ITEMS =>
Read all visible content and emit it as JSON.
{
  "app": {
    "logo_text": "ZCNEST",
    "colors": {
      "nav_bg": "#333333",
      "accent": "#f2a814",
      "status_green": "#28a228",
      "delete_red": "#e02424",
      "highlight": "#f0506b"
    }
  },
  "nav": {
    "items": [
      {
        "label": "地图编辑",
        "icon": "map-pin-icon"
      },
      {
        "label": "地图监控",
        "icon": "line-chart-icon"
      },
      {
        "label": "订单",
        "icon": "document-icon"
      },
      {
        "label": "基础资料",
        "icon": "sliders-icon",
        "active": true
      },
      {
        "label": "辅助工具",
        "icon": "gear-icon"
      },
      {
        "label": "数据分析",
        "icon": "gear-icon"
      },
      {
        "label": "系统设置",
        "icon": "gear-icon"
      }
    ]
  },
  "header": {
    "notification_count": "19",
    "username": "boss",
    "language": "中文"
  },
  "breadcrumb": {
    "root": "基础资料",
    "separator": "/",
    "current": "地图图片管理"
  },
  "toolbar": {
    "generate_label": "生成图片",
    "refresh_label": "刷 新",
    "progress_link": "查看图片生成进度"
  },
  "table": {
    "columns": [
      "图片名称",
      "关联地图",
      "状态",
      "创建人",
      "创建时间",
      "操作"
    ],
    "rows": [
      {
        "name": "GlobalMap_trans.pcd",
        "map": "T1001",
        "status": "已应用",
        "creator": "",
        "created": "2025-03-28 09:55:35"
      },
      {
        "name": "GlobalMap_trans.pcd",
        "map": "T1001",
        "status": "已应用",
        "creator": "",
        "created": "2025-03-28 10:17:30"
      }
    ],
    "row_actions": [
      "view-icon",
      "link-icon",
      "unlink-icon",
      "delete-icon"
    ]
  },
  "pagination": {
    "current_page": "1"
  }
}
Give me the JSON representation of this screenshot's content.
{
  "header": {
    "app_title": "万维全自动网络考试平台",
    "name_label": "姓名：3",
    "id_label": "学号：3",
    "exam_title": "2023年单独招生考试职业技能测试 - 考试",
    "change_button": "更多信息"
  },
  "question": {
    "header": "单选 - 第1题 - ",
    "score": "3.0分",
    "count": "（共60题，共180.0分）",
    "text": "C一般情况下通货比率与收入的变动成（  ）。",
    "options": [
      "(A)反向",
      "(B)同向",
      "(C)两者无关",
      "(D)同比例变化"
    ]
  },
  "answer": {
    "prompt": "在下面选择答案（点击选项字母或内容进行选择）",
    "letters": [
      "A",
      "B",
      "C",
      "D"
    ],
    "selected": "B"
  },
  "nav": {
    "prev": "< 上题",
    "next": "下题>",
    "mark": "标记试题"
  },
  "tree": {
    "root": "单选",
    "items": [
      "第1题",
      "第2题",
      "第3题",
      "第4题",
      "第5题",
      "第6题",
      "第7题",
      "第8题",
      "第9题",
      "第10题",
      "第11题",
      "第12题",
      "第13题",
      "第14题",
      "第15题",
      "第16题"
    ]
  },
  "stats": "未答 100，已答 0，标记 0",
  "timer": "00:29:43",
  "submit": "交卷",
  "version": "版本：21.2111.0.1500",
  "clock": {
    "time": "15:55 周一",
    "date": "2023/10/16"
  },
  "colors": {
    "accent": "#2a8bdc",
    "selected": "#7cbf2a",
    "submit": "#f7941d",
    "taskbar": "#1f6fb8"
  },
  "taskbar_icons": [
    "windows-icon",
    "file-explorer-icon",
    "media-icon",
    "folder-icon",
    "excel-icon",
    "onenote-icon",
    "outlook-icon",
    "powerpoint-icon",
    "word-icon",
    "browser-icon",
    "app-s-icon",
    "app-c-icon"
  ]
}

TASK PROMPT =>
Each line of the listing above should be output exactly.

RESULT OF THE TASK =>
Read all visible content and emit it as JSON.
{
  "app": {
    "logo_text": "ZCNEST",
    "colors": {
      "nav_bg": "#333333",
      "accent": "#f2a814",
      "status_green": "#28a228",
      "delete_red": "#e02424",
      "highlight": "#f0506b"
    }
  },
  "nav": {
    "items": [
      {
        "label": "地图编辑",
        "icon": "map-pin-icon"
      },
      {
        "label": "地图监控",
        "icon": "line-chart-icon"
      },
      {
        "label": "订单",
        "icon": "document-icon"
      },
      {
        "label": "基础资料",
        "icon": "sliders-icon",
        "active": true
      },
      {
        "label": "辅助工具",
        "icon": "gear-icon"
      },
      {
        "label": "数据分析",
        "icon": "gear-icon"
      },
      {
        "label": "系统设置",
        "icon": "gear-icon"
      }
    ]
  },
  "header": {
    "notification_count": "19",
    "username": "boss",
    "language": "中文"
  },
  "breadcrumb": {
    "root": "基础资料",
    "separator": "/",
    "current": "地图图片管理"
  },
  "toolbar": {
    "generate_label": "生成图片",
    "refresh_label": "刷 新",
    "progress_link": "查看图片生成进度"
  },
  "table": {
    "columns": [
      "图片名称",
      "关联地图",
      "状态",
      "创建人",
      "创建时间",
      "操作"
    ],
    "rows": [
      {
        "name": "GlobalMap_trans.pcd",
        "map": "T1001",
        "status": "已应用",
        "creator": "",
        "created": "2025-03-28 09:55:35"
      },
      {
        "name": "GlobalMap_trans.pcd",
        "map": "T1001",
        "status": "已应用",
        "creator": "",
        "created": "2025-03-28 10:17:30"
      }
    ],
    "row_actions": [
      "view-icon",
      "link-icon",
      "unlink-icon",
      "delete-icon"
    ]
  },
  "pagination": {
    "current_page": "1"
  }
}
Give me the JSON representation of this screenshot's content.
{
  "header": {
    "app_title": "万维全自动网络考试平台",
    "name_label": "姓名：3",
    "id_label": "学号：3",
    "exam_title": "2023年单独招生考试职业技能测试 - 考试",
    "change_button": "更多信息"
  },
  "question": {
    "header": "单选 - 第1题 - ",
    "score": "3.0分",
    "count": "（共60题，共180.0分）",
    "text": "C一般情况下通货比率与收入的变动成（  ）。",
    "options": [
      "(A)反向",
      "(B)同向",
      "(C)两者无关",
      "(D)同比例变化"
    ]
  },
  "answer": {
    "prompt": "在下面选择答案（点击选项字母或内容进行选择）",
    "letters": [
      "A",
      "B",
      "C",
      "D"
    ],
    "selected": "B"
  },
  "nav": {
    "prev": "< 上题",
    "next": "下题>",
    "mark": "标记试题"
  },
  "tree": {
    "root": "单选",
    "items": [
      "第1题",
      "第2题",
      "第3题",
      "第4题",
      "第5题",
      "第6题",
      "第7题",
      "第8题",
      "第9题",
      "第10题",
      "第11题",
      "第12题",
      "第13题",
      "第14题",
      "第15题",
      "第16题"
    ]
  },
  "stats": "未答 100，已答 0，标记 0",
  "timer": "00:29:43",
  "submit": "交卷",
  "version": "版本：21.2111.0.1500",
  "clock": {
    "time": "15:55 周一",
    "date": "2023/10/16"
  },
  "colors": {
    "accent": "#2a8bdc",
    "selected": "#7cbf2a",
    "submit": "#f7941d",
    "taskbar": "#1f6fb8"
  },
  "taskbar_icons": [
    "windows-icon",
    "file-explorer-icon",
    "media-icon",
    "folder-icon",
    "excel-icon",
    "onenote-icon",
    "outlook-icon",
    "powerpoint-icon",
    "word-icon",
    "browser-icon",
    "app-s-icon",
    "app-c-icon"
  ]
}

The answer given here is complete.